**Record list:**
-=-=-=-=-

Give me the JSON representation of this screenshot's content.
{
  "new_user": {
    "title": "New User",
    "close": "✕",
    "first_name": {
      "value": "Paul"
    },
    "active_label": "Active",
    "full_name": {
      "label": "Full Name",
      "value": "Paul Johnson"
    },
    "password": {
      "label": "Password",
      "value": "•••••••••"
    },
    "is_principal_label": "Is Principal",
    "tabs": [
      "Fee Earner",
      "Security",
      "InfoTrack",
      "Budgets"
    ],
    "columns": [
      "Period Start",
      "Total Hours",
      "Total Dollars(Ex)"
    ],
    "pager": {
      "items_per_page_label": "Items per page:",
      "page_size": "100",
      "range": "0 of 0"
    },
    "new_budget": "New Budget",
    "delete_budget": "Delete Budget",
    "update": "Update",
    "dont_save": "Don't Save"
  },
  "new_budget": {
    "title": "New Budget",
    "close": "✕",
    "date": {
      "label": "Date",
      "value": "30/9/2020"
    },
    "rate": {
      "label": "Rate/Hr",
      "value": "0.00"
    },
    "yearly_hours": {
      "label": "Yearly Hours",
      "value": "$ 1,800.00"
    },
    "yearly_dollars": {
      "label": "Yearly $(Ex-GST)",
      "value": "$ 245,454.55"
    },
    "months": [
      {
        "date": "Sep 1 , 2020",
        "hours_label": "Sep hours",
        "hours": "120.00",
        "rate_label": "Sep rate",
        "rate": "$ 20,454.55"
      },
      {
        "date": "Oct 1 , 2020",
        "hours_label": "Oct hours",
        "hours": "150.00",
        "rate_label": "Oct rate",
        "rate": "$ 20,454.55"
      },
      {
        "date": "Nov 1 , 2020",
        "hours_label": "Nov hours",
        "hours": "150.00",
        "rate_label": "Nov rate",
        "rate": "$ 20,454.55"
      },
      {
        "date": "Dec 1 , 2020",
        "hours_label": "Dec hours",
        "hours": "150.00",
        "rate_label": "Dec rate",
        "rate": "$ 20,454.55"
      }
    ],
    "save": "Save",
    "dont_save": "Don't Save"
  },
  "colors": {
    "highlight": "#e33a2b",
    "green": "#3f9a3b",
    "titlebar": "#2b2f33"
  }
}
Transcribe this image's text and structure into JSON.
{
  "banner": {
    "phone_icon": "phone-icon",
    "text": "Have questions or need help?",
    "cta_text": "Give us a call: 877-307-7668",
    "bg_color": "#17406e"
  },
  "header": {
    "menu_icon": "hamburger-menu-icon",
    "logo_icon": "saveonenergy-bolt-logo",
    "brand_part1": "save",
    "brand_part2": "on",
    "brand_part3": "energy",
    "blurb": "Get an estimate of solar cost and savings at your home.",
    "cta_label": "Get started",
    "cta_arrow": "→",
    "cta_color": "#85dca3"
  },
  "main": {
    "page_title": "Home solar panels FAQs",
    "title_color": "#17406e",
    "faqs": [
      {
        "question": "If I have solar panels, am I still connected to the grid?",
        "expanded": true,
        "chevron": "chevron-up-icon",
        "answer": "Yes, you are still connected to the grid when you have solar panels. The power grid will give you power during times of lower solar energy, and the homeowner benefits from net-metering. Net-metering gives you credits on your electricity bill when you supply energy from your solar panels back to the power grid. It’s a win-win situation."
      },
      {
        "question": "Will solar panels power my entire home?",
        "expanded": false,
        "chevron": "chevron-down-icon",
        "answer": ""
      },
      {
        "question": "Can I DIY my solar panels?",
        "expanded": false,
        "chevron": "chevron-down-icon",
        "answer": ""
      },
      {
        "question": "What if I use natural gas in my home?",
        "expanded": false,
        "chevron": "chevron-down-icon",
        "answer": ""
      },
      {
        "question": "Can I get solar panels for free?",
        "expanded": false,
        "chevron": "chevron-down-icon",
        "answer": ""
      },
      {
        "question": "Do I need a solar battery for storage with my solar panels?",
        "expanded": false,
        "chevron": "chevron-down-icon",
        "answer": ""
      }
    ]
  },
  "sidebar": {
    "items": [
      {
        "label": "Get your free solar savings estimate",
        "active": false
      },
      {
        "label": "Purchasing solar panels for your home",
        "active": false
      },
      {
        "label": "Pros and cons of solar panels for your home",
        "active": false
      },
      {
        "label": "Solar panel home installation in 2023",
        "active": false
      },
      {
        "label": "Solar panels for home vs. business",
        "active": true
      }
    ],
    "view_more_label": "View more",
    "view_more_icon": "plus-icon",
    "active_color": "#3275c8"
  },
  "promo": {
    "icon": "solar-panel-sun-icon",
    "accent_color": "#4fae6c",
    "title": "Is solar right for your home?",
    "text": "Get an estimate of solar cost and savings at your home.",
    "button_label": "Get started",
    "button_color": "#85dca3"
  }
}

-=-=-=-=-

**Short task:** Every entry above needs to be quoted exactly.

**Task solution:**
Give me the JSON representation of this screenshot's content.
{
  "new_user": {
    "title": "New User",
    "close": "✕",
    "first_name": {
      "value": "Paul"
    },
    "active_label": "Active",
    "full_name": {
      "label": "Full Name",
      "value": "Paul Johnson"
    },
    "password": {
      "label": "Password",
      "value": "•••••••••"
    },
    "is_principal_label": "Is Principal",
    "tabs": [
      "Fee Earner",
      "Security",
      "InfoTrack",
      "Budgets"
    ],
    "columns": [
      "Period Start",
      "Total Hours",
      "Total Dollars(Ex)"
    ],
    "pager": {
      "items_per_page_label": "Items per page:",
      "page_size": "100",
      "range": "0 of 0"
    },
    "new_budget": "New Budget",
    "delete_budget": "Delete Budget",
    "update": "Update",
    "dont_save": "Don't Save"
  },
  "new_budget": {
    "title": "New Budget",
    "close": "✕",
    "date": {
      "label": "Date",
      "value": "30/9/2020"
    },
    "rate": {
      "label": "Rate/Hr",
      "value": "0.00"
    },
    "yearly_hours": {
      "label": "Yearly Hours",
      "value": "$ 1,800.00"
    },
    "yearly_dollars": {
      "label": "Yearly $(Ex-GST)",
      "value": "$ 245,454.55"
    },
    "months": [
      {
        "date": "Sep 1 , 2020",
        "hours_label": "Sep hours",
        "hours": "120.00",
        "rate_label": "Sep rate",
        "rate": "$ 20,454.55"
      },
      {
        "date": "Oct 1 , 2020",
        "hours_label": "Oct hours",
        "hours": "150.00",
        "rate_label": "Oct rate",
        "rate": "$ 20,454.55"
      },
      {
        "date": "Nov 1 , 2020",
        "hours_label": "Nov hours",
        "hours": "150.00",
        "rate_label": "Nov rate",
        "rate": "$ 20,454.55"
      },
      {
        "date": "Dec 1 , 2020",
        "hours_label": "Dec hours",
        "hours": "150.00",
        "rate_label": "Dec rate",
        "rate": "$ 20,454.55"
      }
    ],
    "save": "Save",
    "dont_save": "Don't Save"
  },
  "colors": {
    "highlight": "#e33a2b",
    "green": "#3f9a3b",
    "titlebar": "#2b2f33"
  }
}
Transcribe this image's text and structure into JSON.
{
  "banner": {
    "phone_icon": "phone-icon",
    "text": "Have questions or need help?",
    "cta_text": "Give us a call: 877-307-7668",
    "bg_color": "#17406e"
  },
  "header": {
    "menu_icon": "hamburger-menu-icon",
    "logo_icon": "saveonenergy-bolt-logo",
    "brand_part1": "save",
    "brand_part2": "on",
    "brand_part3": "energy",
    "blurb": "Get an estimate of solar cost and savings at your home.",
    "cta_label": "Get started",
    "cta_arrow": "→",
    "cta_color": "#85dca3"
  },
  "main": {
    "page_title": "Home solar panels FAQs",
    "title_color": "#17406e",
    "faqs": [
      {
        "question": "If I have solar panels, am I still connected to the grid?",
        "expanded": true,
        "chevron": "chevron-up-icon",
        "answer": "Yes, you are still connected to the grid when you have solar panels. The power grid will give you power during times of lower solar energy, and the homeowner benefits from net-metering. Net-metering gives you credits on your electricity bill when you supply energy from your solar panels back to the power grid. It’s a win-win situation."
      },
      {
        "question": "Will solar panels power my entire home?",
        "expanded": false,
        "chevron": "chevron-down-icon",
        "answer": ""
      },
      {
        "question": "Can I DIY my solar panels?",
        "expanded": false,
        "chevron": "chevron-down-icon",
        "answer": ""
      },
      {
        "question": "What if I use natural gas in my home?",
        "expanded": false,
        "chevron": "chevron-down-icon",
        "answer": ""
      },
      {
        "question": "Can I get solar panels for free?",
        "expanded": false,
        "chevron": "chevron-down-icon",
        "answer": ""
      },
      {
        "question": "Do I need a solar battery for storage with my solar panels?",
        "expanded": false,
        "chevron": "chevron-down-icon",
        "answer": ""
      }
    ]
  },
  "sidebar": {
    "items": [
      {
        "label": "Get your free solar savings estimate",
        "active": false
      },
      {
        "label": "Purchasing solar panels for your home",
        "active": false
      },
      {
        "label": "Pros and cons of solar panels for your home",
        "active": false
      },
      {
        "label": "Solar panel home installation in 2023",
        "active": false
      },
      {
        "label": "Solar panels for home vs. business",
        "active": true
      }
    ],
    "view_more_label": "View more",
    "view_more_icon": "plus-icon",
    "active_color": "#3275c8"
  },
  "promo": {
    "icon": "solar-panel-sun-icon",
    "accent_color": "#4fae6c",
    "title": "Is solar right for your home?",
    "text": "Get an estimate of solar cost and savings at your home.",
    "button_label": "Get started",
    "button_color": "#85dca3"
  }
}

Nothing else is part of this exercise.